[Structured figure records]
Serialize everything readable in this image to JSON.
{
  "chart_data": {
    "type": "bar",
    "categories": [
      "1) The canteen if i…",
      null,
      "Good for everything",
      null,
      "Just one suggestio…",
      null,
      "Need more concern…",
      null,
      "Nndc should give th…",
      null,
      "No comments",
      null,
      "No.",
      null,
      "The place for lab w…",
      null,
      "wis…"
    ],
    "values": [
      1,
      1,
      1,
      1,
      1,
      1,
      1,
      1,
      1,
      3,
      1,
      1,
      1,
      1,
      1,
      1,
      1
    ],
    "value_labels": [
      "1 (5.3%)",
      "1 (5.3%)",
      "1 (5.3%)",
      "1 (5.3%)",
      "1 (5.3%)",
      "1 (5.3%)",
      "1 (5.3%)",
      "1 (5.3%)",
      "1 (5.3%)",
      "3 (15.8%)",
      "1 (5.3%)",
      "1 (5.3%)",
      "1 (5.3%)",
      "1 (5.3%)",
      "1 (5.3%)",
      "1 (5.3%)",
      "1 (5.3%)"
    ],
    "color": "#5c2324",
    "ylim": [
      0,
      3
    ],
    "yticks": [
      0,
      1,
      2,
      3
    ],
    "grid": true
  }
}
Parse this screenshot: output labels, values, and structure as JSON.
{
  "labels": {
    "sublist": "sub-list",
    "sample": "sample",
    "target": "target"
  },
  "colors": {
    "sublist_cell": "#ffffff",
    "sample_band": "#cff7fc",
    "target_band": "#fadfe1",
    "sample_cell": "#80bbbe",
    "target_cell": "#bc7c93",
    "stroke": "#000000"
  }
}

...

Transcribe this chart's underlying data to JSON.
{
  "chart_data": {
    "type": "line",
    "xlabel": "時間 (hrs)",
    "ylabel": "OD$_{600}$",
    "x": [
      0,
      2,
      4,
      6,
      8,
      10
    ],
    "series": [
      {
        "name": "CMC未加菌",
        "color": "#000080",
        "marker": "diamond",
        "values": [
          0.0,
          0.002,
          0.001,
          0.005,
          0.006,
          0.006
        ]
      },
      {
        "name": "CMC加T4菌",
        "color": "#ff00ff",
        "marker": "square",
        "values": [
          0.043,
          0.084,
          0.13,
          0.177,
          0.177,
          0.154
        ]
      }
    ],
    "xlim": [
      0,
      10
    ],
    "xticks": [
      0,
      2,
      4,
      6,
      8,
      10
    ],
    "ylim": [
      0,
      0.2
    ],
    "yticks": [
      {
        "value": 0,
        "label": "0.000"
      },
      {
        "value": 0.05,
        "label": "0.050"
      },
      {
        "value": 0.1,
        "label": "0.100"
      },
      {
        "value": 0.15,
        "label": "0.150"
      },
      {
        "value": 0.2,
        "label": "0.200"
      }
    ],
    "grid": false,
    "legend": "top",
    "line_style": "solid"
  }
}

▸ **Stated goal**:
For each line of the entries that includes "everything", show that line.

▸ **Written reply**:
Serialize everything readable in this image to JSON.
      "Good for everything",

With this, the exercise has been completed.